Extracted records:
-=-=-

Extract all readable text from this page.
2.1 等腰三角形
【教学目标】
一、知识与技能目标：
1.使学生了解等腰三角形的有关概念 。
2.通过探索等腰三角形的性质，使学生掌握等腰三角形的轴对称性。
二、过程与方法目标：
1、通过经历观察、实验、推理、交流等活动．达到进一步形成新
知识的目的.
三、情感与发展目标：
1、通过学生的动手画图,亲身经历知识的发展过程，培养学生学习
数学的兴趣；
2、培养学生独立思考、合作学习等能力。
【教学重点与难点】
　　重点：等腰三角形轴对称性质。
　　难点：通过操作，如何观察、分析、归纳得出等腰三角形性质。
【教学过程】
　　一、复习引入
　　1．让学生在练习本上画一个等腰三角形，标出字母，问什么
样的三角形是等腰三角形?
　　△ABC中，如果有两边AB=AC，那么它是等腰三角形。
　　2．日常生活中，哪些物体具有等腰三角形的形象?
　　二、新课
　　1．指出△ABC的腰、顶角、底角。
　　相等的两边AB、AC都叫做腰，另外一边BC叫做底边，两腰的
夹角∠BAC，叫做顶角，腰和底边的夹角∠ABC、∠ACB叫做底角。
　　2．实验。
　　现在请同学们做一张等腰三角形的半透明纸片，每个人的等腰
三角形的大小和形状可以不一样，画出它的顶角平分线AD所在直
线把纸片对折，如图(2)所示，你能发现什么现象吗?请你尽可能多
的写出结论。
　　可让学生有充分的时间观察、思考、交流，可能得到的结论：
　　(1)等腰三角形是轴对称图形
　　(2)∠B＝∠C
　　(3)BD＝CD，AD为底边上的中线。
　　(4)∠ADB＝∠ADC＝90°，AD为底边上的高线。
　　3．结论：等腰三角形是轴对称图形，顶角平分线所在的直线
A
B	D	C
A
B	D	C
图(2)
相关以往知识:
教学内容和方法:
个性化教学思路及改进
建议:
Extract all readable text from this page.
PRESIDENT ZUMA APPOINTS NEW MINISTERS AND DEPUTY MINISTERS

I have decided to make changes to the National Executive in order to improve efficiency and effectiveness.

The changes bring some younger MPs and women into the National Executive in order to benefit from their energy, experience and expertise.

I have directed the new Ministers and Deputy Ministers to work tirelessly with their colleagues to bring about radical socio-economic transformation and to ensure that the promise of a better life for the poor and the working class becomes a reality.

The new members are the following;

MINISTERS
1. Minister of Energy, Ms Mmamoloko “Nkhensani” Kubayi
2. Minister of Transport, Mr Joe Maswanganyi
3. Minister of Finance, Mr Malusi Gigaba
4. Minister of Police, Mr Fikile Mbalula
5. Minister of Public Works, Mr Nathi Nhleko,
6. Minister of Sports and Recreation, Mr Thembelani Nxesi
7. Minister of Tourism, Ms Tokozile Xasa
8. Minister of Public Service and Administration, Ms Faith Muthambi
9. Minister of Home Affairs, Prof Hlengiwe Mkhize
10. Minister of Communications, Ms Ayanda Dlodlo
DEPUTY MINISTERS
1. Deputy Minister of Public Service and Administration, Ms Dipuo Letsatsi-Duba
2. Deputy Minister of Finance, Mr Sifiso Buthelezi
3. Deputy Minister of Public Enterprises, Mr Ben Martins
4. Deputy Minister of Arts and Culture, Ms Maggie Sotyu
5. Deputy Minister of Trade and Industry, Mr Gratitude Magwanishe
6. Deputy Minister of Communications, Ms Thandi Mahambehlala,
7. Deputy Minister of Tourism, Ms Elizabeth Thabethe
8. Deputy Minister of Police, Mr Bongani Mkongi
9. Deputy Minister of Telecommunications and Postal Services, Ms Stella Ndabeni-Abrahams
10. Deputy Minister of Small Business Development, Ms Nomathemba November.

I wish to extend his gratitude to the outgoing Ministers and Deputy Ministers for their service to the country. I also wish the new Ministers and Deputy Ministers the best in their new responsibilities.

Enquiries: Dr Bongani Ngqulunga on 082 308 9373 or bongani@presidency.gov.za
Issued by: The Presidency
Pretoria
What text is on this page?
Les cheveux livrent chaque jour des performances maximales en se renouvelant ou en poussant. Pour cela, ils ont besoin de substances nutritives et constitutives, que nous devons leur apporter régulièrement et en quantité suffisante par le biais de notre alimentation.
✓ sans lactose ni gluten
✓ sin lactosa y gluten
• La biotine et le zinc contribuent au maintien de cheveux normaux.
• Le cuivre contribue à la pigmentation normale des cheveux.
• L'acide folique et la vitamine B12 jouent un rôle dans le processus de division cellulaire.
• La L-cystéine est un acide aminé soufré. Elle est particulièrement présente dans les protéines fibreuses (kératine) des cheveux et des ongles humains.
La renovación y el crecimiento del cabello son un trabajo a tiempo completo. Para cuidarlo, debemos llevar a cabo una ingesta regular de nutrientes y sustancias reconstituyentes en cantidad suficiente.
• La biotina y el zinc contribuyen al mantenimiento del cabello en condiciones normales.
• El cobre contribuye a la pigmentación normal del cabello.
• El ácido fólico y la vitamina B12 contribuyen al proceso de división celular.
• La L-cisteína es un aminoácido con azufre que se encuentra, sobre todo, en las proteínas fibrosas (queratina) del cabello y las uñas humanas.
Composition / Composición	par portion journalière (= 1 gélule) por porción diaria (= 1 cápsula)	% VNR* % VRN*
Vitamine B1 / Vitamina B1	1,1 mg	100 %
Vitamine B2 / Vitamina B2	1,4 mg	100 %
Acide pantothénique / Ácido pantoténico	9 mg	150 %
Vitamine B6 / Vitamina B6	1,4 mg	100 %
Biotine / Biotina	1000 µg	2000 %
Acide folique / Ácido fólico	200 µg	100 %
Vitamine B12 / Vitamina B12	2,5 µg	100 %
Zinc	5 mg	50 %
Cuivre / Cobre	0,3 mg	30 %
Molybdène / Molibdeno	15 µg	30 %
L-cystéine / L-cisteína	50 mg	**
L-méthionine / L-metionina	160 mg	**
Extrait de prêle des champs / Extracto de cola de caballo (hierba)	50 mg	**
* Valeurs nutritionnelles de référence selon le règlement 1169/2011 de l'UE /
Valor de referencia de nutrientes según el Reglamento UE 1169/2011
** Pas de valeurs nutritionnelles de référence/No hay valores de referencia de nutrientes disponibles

-=-=-

▶ _Problem to work on_
Copy each entry exactly, with nothing added or dropped.

▶ _Result of this task_
Extract all readable text from this page.
2.1 等腰三角形
【教学目标】
一、知识与技能目标：
1.使学生了解等腰三角形的有关概念 。
2.通过探索等腰三角形的性质，使学生掌握等腰三角形的轴对称性。
二、过程与方法目标：
1、通过经历观察、实验、推理、交流等活动．达到进一步形成新
知识的目的.
三、情感与发展目标：
1、通过学生的动手画图,亲身经历知识的发展过程，培养学生学习
数学的兴趣；
2、培养学生独立思考、合作学习等能力。
【教学重点与难点】
　　重点：等腰三角形轴对称性质。
　　难点：通过操作，如何观察、分析、归纳得出等腰三角形性质。
【教学过程】
　　一、复习引入
　　1．让学生在练习本上画一个等腰三角形，标出字母，问什么
样的三角形是等腰三角形?
　　△ABC中，如果有两边AB=AC，那么它是等腰三角形。
　　2．日常生活中，哪些物体具有等腰三角形的形象?
　　二、新课
　　1．指出△ABC的腰、顶角、底角。
　　相等的两边AB、AC都叫做腰，另外一边BC叫做底边，两腰的
夹角∠BAC，叫做顶角，腰和底边的夹角∠ABC、∠ACB叫做底角。
　　2．实验。
　　现在请同学们做一张等腰三角形的半透明纸片，每个人的等腰
三角形的大小和形状可以不一样，画出它的顶角平分线AD所在直
线把纸片对折，如图(2)所示，你能发现什么现象吗?请你尽可能多
的写出结论。
　　可让学生有充分的时间观察、思考、交流，可能得到的结论：
　　(1)等腰三角形是轴对称图形
　　(2)∠B＝∠C
　　(3)BD＝CD，AD为底边上的中线。
　　(4)∠ADB＝∠ADC＝90°，AD为底边上的高线。
　　3．结论：等腰三角形是轴对称图形，顶角平分线所在的直线
A
B	D	C
A
B	D	C
图(2)
相关以往知识:
教学内容和方法:
个性化教学思路及改进
建议:
Extract all readable text from this page.
PRESIDENT ZUMA APPOINTS NEW MINISTERS AND DEPUTY MINISTERS

I have decided to make changes to the National Executive in order to improve efficiency and effectiveness.

The changes bring some younger MPs and women into the National Executive in order to benefit from their energy, experience and expertise.

I have directed the new Ministers and Deputy Ministers to work tirelessly with their colleagues to bring about radical socio-economic transformation and to ensure that the promise of a better life for the poor and the working class becomes a reality.

The new members are the following;

MINISTERS
1. Minister of Energy, Ms Mmamoloko “Nkhensani” Kubayi
2. Minister of Transport, Mr Joe Maswanganyi
3. Minister of Finance, Mr Malusi Gigaba
4. Minister of Police, Mr Fikile Mbalula
5. Minister of Public Works, Mr Nathi Nhleko,
6. Minister of Sports and Recreation, Mr Thembelani Nxesi
7. Minister of Tourism, Ms Tokozile Xasa
8. Minister of Public Service and Administration, Ms Faith Muthambi
9. Minister of Home Affairs, Prof Hlengiwe Mkhize
10. Minister of Communications, Ms Ayanda Dlodlo
DEPUTY MINISTERS
1. Deputy Minister of Public Service and Administration, Ms Dipuo Letsatsi-Duba
2. Deputy Minister of Finance, Mr Sifiso Buthelezi
3. Deputy Minister of Public Enterprises, Mr Ben Martins
4. Deputy Minister of Arts and Culture, Ms Maggie Sotyu
5. Deputy Minister of Trade and Industry, Mr Gratitude Magwanishe
6. Deputy Minister of Communications, Ms Thandi Mahambehlala,
7. Deputy Minister of Tourism, Ms Elizabeth Thabethe
8. Deputy Minister of Police, Mr Bongani Mkongi
9. Deputy Minister of Telecommunications and Postal Services, Ms Stella Ndabeni-Abrahams
10. Deputy Minister of Small Business Development, Ms Nomathemba November.

I wish to extend his gratitude to the outgoing Ministers and Deputy Ministers for their service to the country. I also wish the new Ministers and Deputy Ministers the best in their new responsibilities.

Enquiries: Dr Bongani Ngqulunga on 082 308 9373 or bongani@presidency.gov.za
Issued by: The Presidency
Pretoria
What text is on this page?
Les cheveux livrent chaque jour des performances maximales en se renouvelant ou en poussant. Pour cela, ils ont besoin de substances nutritives et constitutives, que nous devons leur apporter régulièrement et en quantité suffisante par le biais de notre alimentation.
✓ sans lactose ni gluten
✓ sin lactosa y gluten
• La biotine et le zinc contribuent au maintien de cheveux normaux.
• Le cuivre contribue à la pigmentation normale des cheveux.
• L'acide folique et la vitamine B12 jouent un rôle dans le processus de division cellulaire.
• La L-cystéine est un acide aminé soufré. Elle est particulièrement présente dans les protéines fibreuses (kératine) des cheveux et des ongles humains.
La renovación y el crecimiento del cabello son un trabajo a tiempo completo. Para cuidarlo, debemos llevar a cabo una ingesta regular de nutrientes y sustancias reconstituyentes en cantidad suficiente.
• La biotina y el zinc contribuyen al mantenimiento del cabello en condiciones normales.
• El cobre contribuye a la pigmentación normal del cabello.
• El ácido fólico y la vitamina B12 contribuyen al proceso de división celular.
• La L-cisteína es un aminoácido con azufre que se encuentra, sobre todo, en las proteínas fibrosas (queratina) del cabello y las uñas humanas.
Composition / Composición	par portion journalière (= 1 gélule) por porción diaria (= 1 cápsula)	% VNR* % VRN*
Vitamine B1 / Vitamina B1	1,1 mg	100 %
Vitamine B2 / Vitamina B2	1,4 mg	100 %
Acide pantothénique / Ácido pantoténico	9 mg	150 %
Vitamine B6 / Vitamina B6	1,4 mg	100 %
Biotine / Biotina	1000 µg	2000 %
Acide folique / Ácido fólico	200 µg	100 %
Vitamine B12 / Vitamina B12	2,5 µg	100 %
Zinc	5 mg	50 %
Cuivre / Cobre	0,3 mg	30 %
Molybdène / Molibdeno	15 µg	30 %
L-cystéine / L-cisteína	50 mg	**
L-méthionine / L-metionina	160 mg	**
Extrait de prêle des champs / Extracto de cola de caballo (hierba)	50 mg	**
* Valeurs nutritionnelles de référence selon le règlement 1169/2011 de l'UE /
Valor de referencia de nutrientes según el Reglamento UE 1169/2011
** Pas de valeurs nutritionnelles de référence/No hay valores de referencia de nutrientes disponibles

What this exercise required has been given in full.